(Stored data entries)
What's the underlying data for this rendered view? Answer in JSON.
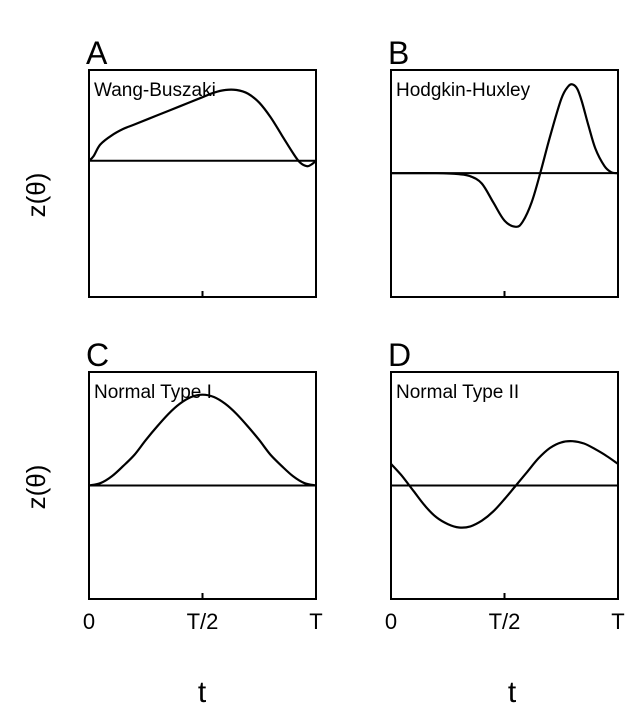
{
  "figure": {
    "ylabel_top": "z(θ)",
    "ylabel_bottom": "z(θ)",
    "xlabel_left": "t",
    "xlabel_right": "t"
  },
  "chart_data": [
    {
      "type": "line",
      "panel_letter": "A",
      "title": "Wang-Buszaki",
      "xlabel": "",
      "ylabel": "z(θ)",
      "x_ticks": [
        "",
        "",
        ""
      ],
      "x_tick_positions": [
        0,
        0.5,
        1
      ],
      "xlim": [
        0,
        1
      ],
      "ylim": [
        -1.5,
        1.0
      ],
      "grid": false,
      "baseline": 0,
      "series": [
        {
          "color": "#000000",
          "x": [
            0,
            0.02,
            0.05,
            0.1,
            0.15,
            0.2,
            0.3,
            0.4,
            0.5,
            0.55,
            0.6,
            0.65,
            0.7,
            0.75,
            0.8,
            0.85,
            0.9,
            0.93,
            0.96,
            0.98,
            1.0
          ],
          "y": [
            0,
            0.05,
            0.18,
            0.28,
            0.35,
            0.4,
            0.5,
            0.6,
            0.7,
            0.75,
            0.78,
            0.78,
            0.74,
            0.64,
            0.48,
            0.28,
            0.08,
            -0.02,
            -0.06,
            -0.04,
            0
          ]
        }
      ]
    },
    {
      "type": "line",
      "panel_letter": "B",
      "title": "Hodgkin-Huxley",
      "xlabel": "",
      "ylabel": "",
      "x_ticks": [
        "",
        "",
        ""
      ],
      "x_tick_positions": [
        0,
        0.5,
        1
      ],
      "xlim": [
        0,
        1
      ],
      "ylim": [
        -1.2,
        1.0
      ],
      "grid": false,
      "baseline": 0,
      "series": [
        {
          "color": "#000000",
          "x": [
            0,
            0.2,
            0.3,
            0.35,
            0.4,
            0.45,
            0.5,
            0.55,
            0.58,
            0.62,
            0.66,
            0.7,
            0.75,
            0.78,
            0.8,
            0.82,
            0.84,
            0.87,
            0.9,
            0.94,
            0.97,
            1.0
          ],
          "y": [
            0,
            0,
            -0.01,
            -0.03,
            -0.1,
            -0.28,
            -0.46,
            -0.52,
            -0.47,
            -0.28,
            0.02,
            0.35,
            0.72,
            0.84,
            0.86,
            0.82,
            0.7,
            0.46,
            0.24,
            0.07,
            0.01,
            0
          ]
        }
      ]
    },
    {
      "type": "line",
      "panel_letter": "C",
      "title": "Normal Type I",
      "xlabel": "",
      "ylabel": "z(θ)",
      "x_ticks": [
        "0",
        "T/2",
        "T"
      ],
      "x_tick_positions": [
        0,
        0.5,
        1
      ],
      "xlim": [
        0,
        1
      ],
      "ylim": [
        -1.0,
        1.0
      ],
      "grid": false,
      "baseline": 0,
      "series": [
        {
          "color": "#000000",
          "x": [
            0,
            0.05,
            0.1,
            0.15,
            0.2,
            0.25,
            0.3,
            0.35,
            0.4,
            0.45,
            0.5,
            0.55,
            0.6,
            0.65,
            0.7,
            0.75,
            0.8,
            0.85,
            0.9,
            0.95,
            1.0
          ],
          "y": [
            0,
            0.02,
            0.08,
            0.17,
            0.27,
            0.4,
            0.52,
            0.63,
            0.72,
            0.78,
            0.8,
            0.78,
            0.72,
            0.63,
            0.52,
            0.4,
            0.27,
            0.17,
            0.08,
            0.02,
            0
          ]
        }
      ]
    },
    {
      "type": "line",
      "panel_letter": "D",
      "title": "Normal Type II",
      "xlabel": "",
      "ylabel": "",
      "x_ticks": [
        "0",
        "T/2",
        "T"
      ],
      "x_tick_positions": [
        0,
        0.5,
        1
      ],
      "xlim": [
        0,
        1
      ],
      "ylim": [
        -1.0,
        1.0
      ],
      "grid": false,
      "baseline": 0,
      "series": [
        {
          "color": "#000000",
          "x": [
            0,
            0.05,
            0.1,
            0.15,
            0.2,
            0.25,
            0.3,
            0.35,
            0.4,
            0.45,
            0.5,
            0.55,
            0.6,
            0.65,
            0.7,
            0.75,
            0.8,
            0.85,
            0.9,
            0.95,
            1.0
          ],
          "y": [
            0.19,
            0.08,
            -0.05,
            -0.18,
            -0.28,
            -0.34,
            -0.37,
            -0.36,
            -0.31,
            -0.23,
            -0.12,
            0.0,
            0.12,
            0.24,
            0.33,
            0.38,
            0.39,
            0.37,
            0.32,
            0.26,
            0.19
          ]
        }
      ]
    }
  ]
}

◆ Stated problem: The data above should be repeated exactly, minus any pictures.

◆ Exercise output:
What's the underlying data for this rendered view? Answer in JSON.
{
  "figure": {
    "ylabel_top": "z(θ)",
    "ylabel_bottom": "z(θ)",
    "xlabel_left": "t",
    "xlabel_right": "t"
  },
  "chart_data": [
    {
      "type": "line",
      "panel_letter": "A",
      "title": "Wang-Buszaki",
      "xlabel": "",
      "ylabel": "z(θ)",
      "x_ticks": [
        "",
        "",
        ""
      ],
      "x_tick_positions": [
        0,
        0.5,
        1
      ],
      "xlim": [
        0,
        1
      ],
      "ylim": [
        -1.5,
        1.0
      ],
      "grid": false,
      "baseline": 0,
      "series": [
        {
          "color": "#000000",
          "x": [
            0,
            0.02,
            0.05,
            0.1,
            0.15,
            0.2,
            0.3,
            0.4,
            0.5,
            0.55,
            0.6,
            0.65,
            0.7,
            0.75,
            0.8,
            0.85,
            0.9,
            0.93,
            0.96,
            0.98,
            1.0
          ],
          "y": [
            0,
            0.05,
            0.18,
            0.28,
            0.35,
            0.4,
            0.5,
            0.6,
            0.7,
            0.75,
            0.78,
            0.78,
            0.74,
            0.64,
            0.48,
            0.28,
            0.08,
            -0.02,
            -0.06,
            -0.04,
            0
          ]
        }
      ]
    },
    {
      "type": "line",
      "panel_letter": "B",
      "title": "Hodgkin-Huxley",
      "xlabel": "",
      "ylabel": "",
      "x_ticks": [
        "",
        "",
        ""
      ],
      "x_tick_positions": [
        0,
        0.5,
        1
      ],
      "xlim": [
        0,
        1
      ],
      "ylim": [
        -1.2,
        1.0
      ],
      "grid": false,
      "baseline": 0,
      "series": [
        {
          "color": "#000000",
          "x": [
            0,
            0.2,
            0.3,
            0.35,
            0.4,
            0.45,
            0.5,
            0.55,
            0.58,
            0.62,
            0.66,
            0.7,
            0.75,
            0.78,
            0.8,
            0.82,
            0.84,
            0.87,
            0.9,
            0.94,
            0.97,
            1.0
          ],
          "y": [
            0,
            0,
            -0.01,
            -0.03,
            -0.1,
            -0.28,
            -0.46,
            -0.52,
            -0.47,
            -0.28,
            0.02,
            0.35,
            0.72,
            0.84,
            0.86,
            0.82,
            0.7,
            0.46,
            0.24,
            0.07,
            0.01,
            0
          ]
        }
      ]
    },
    {
      "type": "line",
      "panel_letter": "C",
      "title": "Normal Type I",
      "xlabel": "",
      "ylabel": "z(θ)",
      "x_ticks": [
        "0",
        "T/2",
        "T"
      ],
      "x_tick_positions": [
        0,
        0.5,
        1
      ],
      "xlim": [
        0,
        1
      ],
      "ylim": [
        -1.0,
        1.0
      ],
      "grid": false,
      "baseline": 0,
      "series": [
        {
          "color": "#000000",
          "x": [
            0,
            0.05,
            0.1,
            0.15,
            0.2,
            0.25,
            0.3,
            0.35,
            0.4,
            0.45,
            0.5,
            0.55,
            0.6,
            0.65,
            0.7,
            0.75,
            0.8,
            0.85,
            0.9,
            0.95,
            1.0
          ],
          "y": [
            0,
            0.02,
            0.08,
            0.17,
            0.27,
            0.4,
            0.52,
            0.63,
            0.72,
            0.78,
            0.8,
            0.78,
            0.72,
            0.63,
            0.52,
            0.4,
            0.27,
            0.17,
            0.08,
            0.02,
            0
          ]
        }
      ]
    },
    {
      "type": "line",
      "panel_letter": "D",
      "title": "Normal Type II",
      "xlabel": "",
      "ylabel": "",
      "x_ticks": [
        "0",
        "T/2",
        "T"
      ],
      "x_tick_positions": [
        0,
        0.5,
        1
      ],
      "xlim": [
        0,
        1
      ],
      "ylim": [
        -1.0,
        1.0
      ],
      "grid": false,
      "baseline": 0,
      "series": [
        {
          "color": "#000000",
          "x": [
            0,
            0.05,
            0.1,
            0.15,
            0.2,
            0.25,
            0.3,
            0.35,
            0.4,
            0.45,
            0.5,
            0.55,
            0.6,
            0.65,
            0.7,
            0.75,
            0.8,
            0.85,
            0.9,
            0.95,
            1.0
          ],
          "y": [
            0.19,
            0.08,
            -0.05,
            -0.18,
            -0.28,
            -0.34,
            -0.37,
            -0.36,
            -0.31,
            -0.23,
            -0.12,
            0.0,
            0.12,
            0.24,
            0.33,
            0.38,
            0.39,
            0.37,
            0.32,
            0.26,
            0.19
          ]
        }
      ]
    }
  ]
}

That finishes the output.